[Figure dataset records]

— START —

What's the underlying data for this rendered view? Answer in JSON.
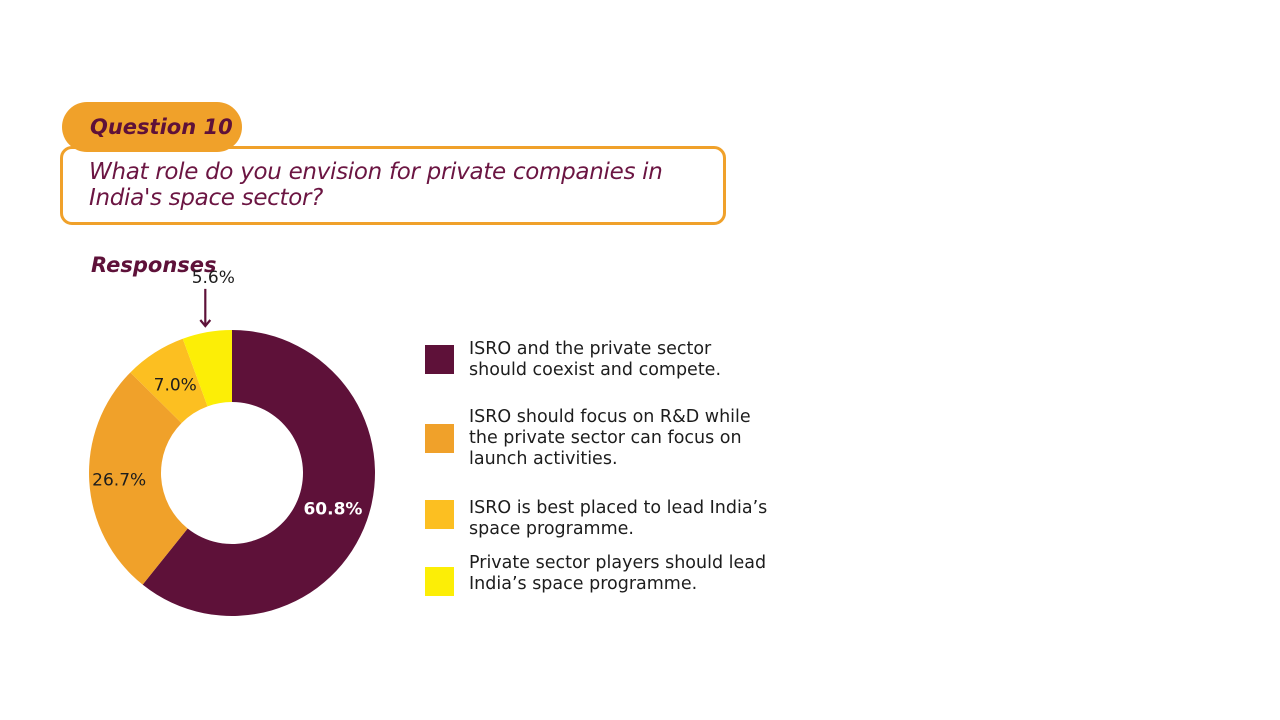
{
  "question": {
    "tag": "Question 10",
    "text": "What role do you envision for private companies in India's space sector?"
  },
  "responses_heading": "Responses",
  "colors": {
    "maroon": "#5e1139",
    "orange": "#f0a12a",
    "amber": "#fcbf21",
    "yellow": "#fcee06"
  },
  "chart_data": {
    "type": "pie",
    "subtype": "donut",
    "labels": [
      "ISRO and the private sector should coexist and compete.",
      "ISRO should focus on R&D while the private sector can focus on launch activities.",
      "ISRO is best placed to lead India’s space programme.",
      "Private sector players should lead India’s space programme."
    ],
    "values": [
      60.8,
      26.7,
      7.0,
      5.6
    ],
    "value_labels": [
      "60.8%",
      "26.7%",
      "7.0%",
      "5.6%"
    ],
    "colors": [
      "#5e1139",
      "#f0a12a",
      "#fcbf21",
      "#fcee06"
    ],
    "legend_position": "right",
    "title": "Responses"
  },
  "legend": [
    {
      "text": "ISRO and the private sector should coexist and compete.",
      "color": "#5e1139"
    },
    {
      "text": "ISRO should focus on R&D while the private sector can focus on launch activities.",
      "color": "#f0a12a"
    },
    {
      "text": "ISRO is best placed to lead India’s space programme.",
      "color": "#fcbf21"
    },
    {
      "text": "Private sector players should lead India’s space programme.",
      "color": "#fcee06"
    }
  ]
}
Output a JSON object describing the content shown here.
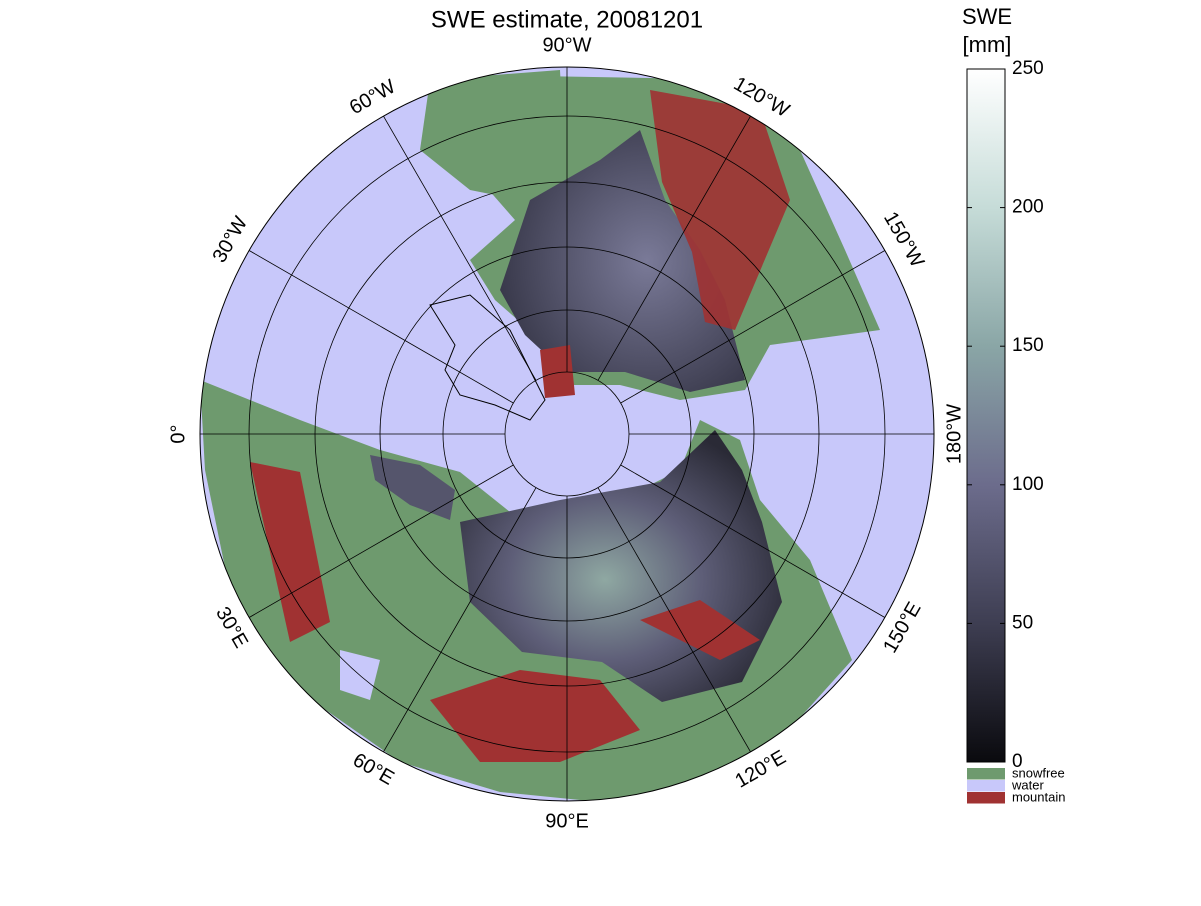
{
  "title": "SWE estimate, 20081201",
  "longitude_labels": [
    "0°",
    "30°E",
    "60°E",
    "90°E",
    "120°E",
    "150°E",
    "180°W",
    "150°W",
    "120°W",
    "90°W",
    "60°W",
    "30°W"
  ],
  "colorbar": {
    "label": [
      "SWE",
      "[mm]"
    ],
    "lim": [
      0,
      250
    ],
    "ticks": [
      0,
      50,
      100,
      150,
      200,
      250
    ],
    "colors": [
      "#0a0a0e",
      "#3e3e52",
      "#6c6c8c",
      "#8aa6a6",
      "#c6dcd8",
      "#ffffff"
    ]
  },
  "legend": [
    {
      "label": "snowfree",
      "color": "#6e9a6e"
    },
    {
      "label": "water",
      "color": "#c8c8fa"
    },
    {
      "label": "mountain",
      "color": "#a03232"
    }
  ]
}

— END —

▶ _WHAT THE EXERCISE ASKS_
Extract all the data above exactly, excluding every picture.

▶ _RESULT OF THE EXERCISE_
What's the underlying data for this rendered view? Answer in JSON.
{
  "question": {
    "tag": "Question 10",
    "text": "What role do you envision for private companies in India's space sector?"
  },
  "responses_heading": "Responses",
  "colors": {
    "maroon": "#5e1139",
    "orange": "#f0a12a",
    "amber": "#fcbf21",
    "yellow": "#fcee06"
  },
  "chart_data": {
    "type": "pie",
    "subtype": "donut",
    "labels": [
      "ISRO and the private sector should coexist and compete.",
      "ISRO should focus on R&D while the private sector can focus on launch activities.",
      "ISRO is best placed to lead India’s space programme.",
      "Private sector players should lead India’s space programme."
    ],
    "values": [
      60.8,
      26.7,
      7.0,
      5.6
    ],
    "value_labels": [
      "60.8%",
      "26.7%",
      "7.0%",
      "5.6%"
    ],
    "colors": [
      "#5e1139",
      "#f0a12a",
      "#fcbf21",
      "#fcee06"
    ],
    "legend_position": "right",
    "title": "Responses"
  },
  "legend": [
    {
      "text": "ISRO and the private sector should coexist and compete.",
      "color": "#5e1139"
    },
    {
      "text": "ISRO should focus on R&D while the private sector can focus on launch activities.",
      "color": "#f0a12a"
    },
    {
      "text": "ISRO is best placed to lead India’s space programme.",
      "color": "#fcbf21"
    },
    {
      "text": "Private sector players should lead India’s space programme.",
      "color": "#fcee06"
    }
  ]
}
Output a JSON object describing the content shown here.
{
  "title": "SWE estimate, 20081201",
  "longitude_labels": [
    "0°",
    "30°E",
    "60°E",
    "90°E",
    "120°E",
    "150°E",
    "180°W",
    "150°W",
    "120°W",
    "90°W",
    "60°W",
    "30°W"
  ],
  "colorbar": {
    "label": [
      "SWE",
      "[mm]"
    ],
    "lim": [
      0,
      250
    ],
    "ticks": [
      0,
      50,
      100,
      150,
      200,
      250
    ],
    "colors": [
      "#0a0a0e",
      "#3e3e52",
      "#6c6c8c",
      "#8aa6a6",
      "#c6dcd8",
      "#ffffff"
    ]
  },
  "legend": [
    {
      "label": "snowfree",
      "color": "#6e9a6e"
    },
    {
      "label": "water",
      "color": "#c8c8fa"
    },
    {
      "label": "mountain",
      "color": "#a03232"
    }
  ]
}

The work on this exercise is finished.